====== Records shown ======
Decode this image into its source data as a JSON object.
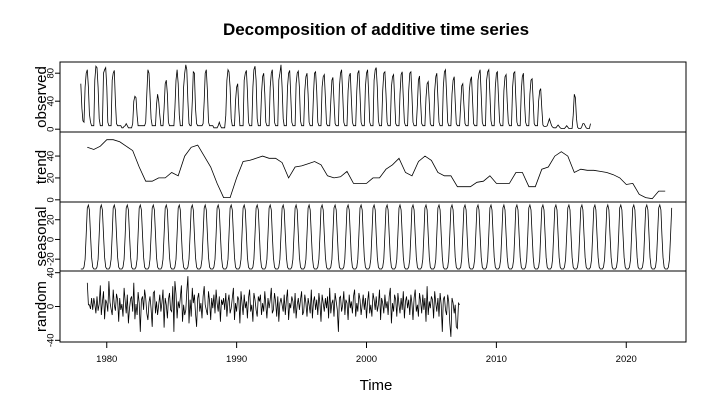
{
  "chart_data": {
    "type": "line",
    "title": "Decomposition of additive time series",
    "xlabel": "Time",
    "x_ticks": [
      1980,
      1990,
      2000,
      2010,
      2020
    ],
    "xlim": [
      1976.4,
      2024.6
    ],
    "grid": false,
    "panels": [
      {
        "name": "observed",
        "ylim": [
          -4,
          96
        ],
        "y_ticks": [
          0,
          40,
          80
        ],
        "series": "observed",
        "x_start": 1978.0,
        "step": 0.08333,
        "values": [
          65,
          30,
          12,
          10,
          60,
          80,
          85,
          60,
          22,
          10,
          5,
          5,
          5,
          70,
          90,
          88,
          60,
          15,
          5,
          5,
          5,
          80,
          85,
          88,
          60,
          10,
          5,
          5,
          5,
          70,
          80,
          84,
          40,
          8,
          5,
          5,
          5,
          5,
          2,
          2,
          4,
          5,
          8,
          5,
          2,
          2,
          2,
          2,
          8,
          40,
          47,
          45,
          20,
          5,
          5,
          5,
          5,
          5,
          5,
          5,
          10,
          50,
          85,
          80,
          50,
          15,
          5,
          5,
          5,
          5,
          35,
          50,
          40,
          20,
          5,
          5,
          5,
          30,
          65,
          70,
          50,
          10,
          5,
          5,
          5,
          5,
          5,
          30,
          70,
          85,
          65,
          20,
          5,
          5,
          5,
          60,
          80,
          92,
          85,
          40,
          8,
          5,
          5,
          40,
          82,
          80,
          30,
          8,
          5,
          5,
          5,
          5,
          5,
          8,
          40,
          80,
          85,
          55,
          10,
          5,
          5,
          5,
          5,
          2,
          2,
          2,
          2,
          5,
          10,
          5,
          2,
          2,
          2,
          2,
          20,
          70,
          85,
          82,
          60,
          15,
          5,
          5,
          5,
          40,
          60,
          65,
          30,
          5,
          5,
          5,
          5,
          70,
          80,
          84,
          55,
          10,
          5,
          5,
          5,
          60,
          85,
          90,
          70,
          15,
          5,
          5,
          5,
          50,
          75,
          80,
          50,
          10,
          5,
          5,
          5,
          60,
          80,
          85,
          55,
          10,
          5,
          5,
          5,
          70,
          80,
          92,
          60,
          15,
          5,
          5,
          5,
          60,
          80,
          84,
          50,
          10,
          5,
          5,
          5,
          65,
          80,
          83,
          60,
          12,
          5,
          5,
          5,
          55,
          75,
          80,
          50,
          10,
          5,
          5,
          5,
          50,
          80,
          82,
          55,
          10,
          5,
          5,
          5,
          60,
          75,
          78,
          45,
          8,
          5,
          5,
          5,
          40,
          70,
          74,
          40,
          8,
          5,
          5,
          5,
          60,
          80,
          85,
          50,
          10,
          5,
          5,
          5,
          55,
          76,
          80,
          45,
          10,
          5,
          5,
          5,
          55,
          80,
          84,
          50,
          10,
          5,
          5,
          5,
          60,
          80,
          85,
          50,
          10,
          5,
          5,
          5,
          70,
          85,
          88,
          60,
          12,
          5,
          5,
          5,
          55,
          80,
          82,
          50,
          10,
          5,
          5,
          5,
          60,
          75,
          78,
          45,
          8,
          5,
          5,
          5,
          50,
          78,
          82,
          45,
          10,
          5,
          5,
          5,
          55,
          80,
          82,
          50,
          10,
          5,
          5,
          5,
          35,
          70,
          76,
          40,
          8,
          5,
          5,
          5,
          45,
          65,
          68,
          38,
          8,
          5,
          5,
          5,
          55,
          75,
          80,
          45,
          10,
          5,
          5,
          5,
          60,
          82,
          85,
          50,
          10,
          5,
          5,
          5,
          50,
          70,
          75,
          40,
          8,
          5,
          5,
          5,
          35,
          62,
          65,
          35,
          8,
          5,
          5,
          5,
          55,
          70,
          75,
          40,
          8,
          5,
          5,
          5,
          70,
          80,
          85,
          50,
          10,
          5,
          5,
          5,
          70,
          82,
          85,
          50,
          12,
          5,
          5,
          5,
          60,
          80,
          82,
          45,
          10,
          5,
          5,
          5,
          55,
          75,
          78,
          40,
          10,
          5,
          5,
          5,
          60,
          80,
          82,
          45,
          10,
          5,
          5,
          5,
          55,
          75,
          80,
          40,
          10,
          5,
          5,
          5,
          50,
          70,
          72,
          40,
          8,
          5,
          5,
          5,
          40,
          55,
          58,
          30,
          6,
          4,
          4,
          4,
          5,
          10,
          15,
          10,
          5,
          3,
          2,
          2,
          2,
          4,
          6,
          4,
          2,
          1,
          1,
          1,
          1,
          3,
          5,
          3,
          1,
          1,
          1,
          1,
          20,
          50,
          45,
          15,
          3,
          1,
          1,
          1,
          4,
          8,
          8,
          5,
          2,
          1,
          1,
          1,
          8
        ]
      },
      {
        "name": "trend",
        "ylim": [
          -2,
          62
        ],
        "y_ticks": [
          0,
          20,
          40
        ],
        "series": "trend",
        "points": [
          [
            1978.5,
            48
          ],
          [
            1979.0,
            46
          ],
          [
            1979.5,
            49
          ],
          [
            1980.0,
            55
          ],
          [
            1980.5,
            55
          ],
          [
            1981.0,
            53
          ],
          [
            1981.5,
            49
          ],
          [
            1982.0,
            45
          ],
          [
            1982.5,
            30
          ],
          [
            1983.0,
            17
          ],
          [
            1983.5,
            17
          ],
          [
            1984.0,
            20
          ],
          [
            1984.5,
            20
          ],
          [
            1985.0,
            25
          ],
          [
            1985.5,
            22
          ],
          [
            1986.0,
            40
          ],
          [
            1986.5,
            48
          ],
          [
            1987.0,
            50
          ],
          [
            1987.5,
            40
          ],
          [
            1988.0,
            30
          ],
          [
            1988.5,
            15
          ],
          [
            1989.0,
            2
          ],
          [
            1989.5,
            2
          ],
          [
            1990.0,
            20
          ],
          [
            1990.5,
            35
          ],
          [
            1991.0,
            36
          ],
          [
            1991.5,
            38
          ],
          [
            1992.0,
            40
          ],
          [
            1992.5,
            38
          ],
          [
            1993.0,
            38
          ],
          [
            1993.5,
            34
          ],
          [
            1994.0,
            20
          ],
          [
            1994.5,
            30
          ],
          [
            1995.0,
            31
          ],
          [
            1995.5,
            33
          ],
          [
            1996.0,
            35
          ],
          [
            1996.5,
            32
          ],
          [
            1997.0,
            22
          ],
          [
            1997.5,
            20
          ],
          [
            1998.0,
            21
          ],
          [
            1998.5,
            26
          ],
          [
            1999.0,
            15
          ],
          [
            1999.5,
            15
          ],
          [
            2000.0,
            15
          ],
          [
            2000.5,
            20
          ],
          [
            2001.0,
            20
          ],
          [
            2001.5,
            28
          ],
          [
            2002.0,
            32
          ],
          [
            2002.5,
            38
          ],
          [
            2003.0,
            25
          ],
          [
            2003.5,
            22
          ],
          [
            2004.0,
            35
          ],
          [
            2004.5,
            40
          ],
          [
            2005.0,
            36
          ],
          [
            2005.5,
            25
          ],
          [
            2006.0,
            22
          ],
          [
            2006.5,
            22
          ],
          [
            2007.0,
            12
          ],
          [
            2007.5,
            12
          ],
          [
            2008.0,
            12
          ],
          [
            2008.5,
            16
          ],
          [
            2009.0,
            17
          ],
          [
            2009.5,
            22
          ],
          [
            2010.0,
            15
          ],
          [
            2010.5,
            15
          ],
          [
            2011.0,
            15
          ],
          [
            2011.5,
            25
          ],
          [
            2012.0,
            25
          ],
          [
            2012.5,
            12
          ],
          [
            2013.0,
            12
          ],
          [
            2013.5,
            28
          ],
          [
            2014.0,
            30
          ],
          [
            2014.5,
            40
          ],
          [
            2015.0,
            44
          ],
          [
            2015.5,
            40
          ],
          [
            2016.0,
            25
          ],
          [
            2016.5,
            28
          ],
          [
            2017.0,
            27
          ],
          [
            2017.5,
            27
          ],
          [
            2018.0,
            26
          ],
          [
            2018.5,
            25
          ],
          [
            2019.0,
            23
          ],
          [
            2019.5,
            20
          ],
          [
            2020.0,
            14
          ],
          [
            2020.5,
            15
          ],
          [
            2021.0,
            5
          ],
          [
            2021.5,
            2
          ],
          [
            2022.0,
            1
          ],
          [
            2022.5,
            8
          ],
          [
            2023.0,
            8
          ]
        ]
      },
      {
        "name": "seasonal",
        "ylim": [
          -32,
          38
        ],
        "y_ticks": [
          -20,
          0,
          20
        ],
        "y_tick_labels": [
          "-20",
          "0",
          "20"
        ],
        "series": "seasonal",
        "cycle": [
          -30,
          -30,
          -30,
          -28,
          -20,
          5,
          32,
          35,
          30,
          5,
          -18,
          -28
        ],
        "x_start": 1978.0,
        "step": 0.08333
      },
      {
        "name": "random",
        "ylim": [
          -42,
          42
        ],
        "y_ticks": [
          -40,
          0,
          40
        ],
        "y_tick_labels": [
          "-40",
          "0",
          "40"
        ],
        "series": "random",
        "x_start": 1978.5,
        "step": 0.08333,
        "values": [
          28,
          2,
          2,
          -3,
          10,
          -4,
          10,
          3,
          -8,
          12,
          -5,
          3,
          25,
          -10,
          5,
          18,
          -15,
          8,
          4,
          -6,
          30,
          5,
          -3,
          -10,
          20,
          2,
          -5,
          15,
          8,
          -18,
          10,
          -4,
          3,
          -12,
          22,
          6,
          -8,
          14,
          -20,
          -2,
          9,
          12,
          -6,
          28,
          -15,
          3,
          -10,
          17,
          4,
          -30,
          8,
          12,
          -4,
          20,
          10,
          -8,
          -16,
          5,
          12,
          -3,
          -24,
          16,
          18,
          -8,
          6,
          -10,
          2,
          14,
          -6,
          4,
          20,
          -25,
          10,
          2,
          -14,
          8,
          16,
          -4,
          -6,
          24,
          -30,
          30,
          15,
          -14,
          6,
          -2,
          10,
          25,
          -18,
          2,
          -10,
          -4,
          18,
          36,
          -20,
          8,
          -12,
          22,
          4,
          14,
          -8,
          -24,
          10,
          16,
          -6,
          4,
          -14,
          12,
          24,
          2,
          -4,
          -10,
          18,
          6,
          -16,
          10,
          -2,
          14,
          -8,
          20,
          4,
          -6,
          12,
          -18,
          8,
          2,
          10,
          -4,
          16,
          -12,
          6,
          14,
          -8,
          -2,
          10,
          22,
          -16,
          4,
          -6,
          12,
          8,
          -20,
          18,
          4,
          -10,
          14,
          -2,
          6,
          -14,
          10,
          20,
          -6,
          2,
          -18,
          16,
          8,
          -4,
          -12,
          12,
          6,
          14,
          -10,
          4,
          -6,
          18,
          2,
          -14,
          10,
          -2,
          8,
          22,
          -8,
          -4,
          16,
          6,
          -12,
          12,
          -18,
          4,
          10,
          2,
          -6,
          14,
          -10,
          8,
          20,
          -16,
          4,
          -2,
          12,
          6,
          -8,
          16,
          -14,
          2,
          10,
          -4,
          8,
          18,
          -10,
          -6,
          14,
          4,
          -12,
          10,
          2,
          -8,
          20,
          -14,
          6,
          12,
          -4,
          8,
          -10,
          16,
          2,
          -18,
          14,
          4,
          -6,
          10,
          -2,
          12,
          -14,
          22,
          -8,
          4,
          8,
          -12,
          16,
          6,
          -4,
          -30,
          10,
          12,
          -6,
          2,
          18,
          -10,
          8,
          4,
          -16,
          14,
          -2,
          6,
          -8,
          12,
          20,
          -12,
          4,
          -6,
          16,
          8,
          -10,
          2,
          14,
          -4,
          10,
          -14,
          6,
          18,
          -8,
          2,
          -12,
          16,
          8,
          -4,
          12,
          -6,
          2,
          20,
          -16,
          10,
          4,
          -8,
          14,
          -2,
          6,
          -10,
          12,
          22,
          -20,
          4,
          -6,
          14,
          8,
          -12,
          16,
          2,
          -8,
          10,
          -4,
          18,
          -14,
          6,
          12,
          -2,
          8,
          -10,
          14,
          4,
          -16,
          10,
          20,
          -6,
          2,
          -12,
          16,
          6,
          -8,
          14,
          -4,
          10,
          -18,
          24,
          -10,
          6,
          -2,
          12,
          8,
          -14,
          18,
          4,
          -6,
          10,
          -12,
          16,
          2,
          -30,
          8,
          12,
          -4,
          -10,
          14,
          6,
          -20,
          -36,
          10,
          4,
          -8,
          2,
          -24,
          -26,
          4,
          2
        ]
      }
    ]
  }
}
======
Required work
Keep only those lines of the records that hold "name", and return them.

Answer to this exercise
        "name": "observed",
        "name": "trend",
        "name": "seasonal",
        "name": "random",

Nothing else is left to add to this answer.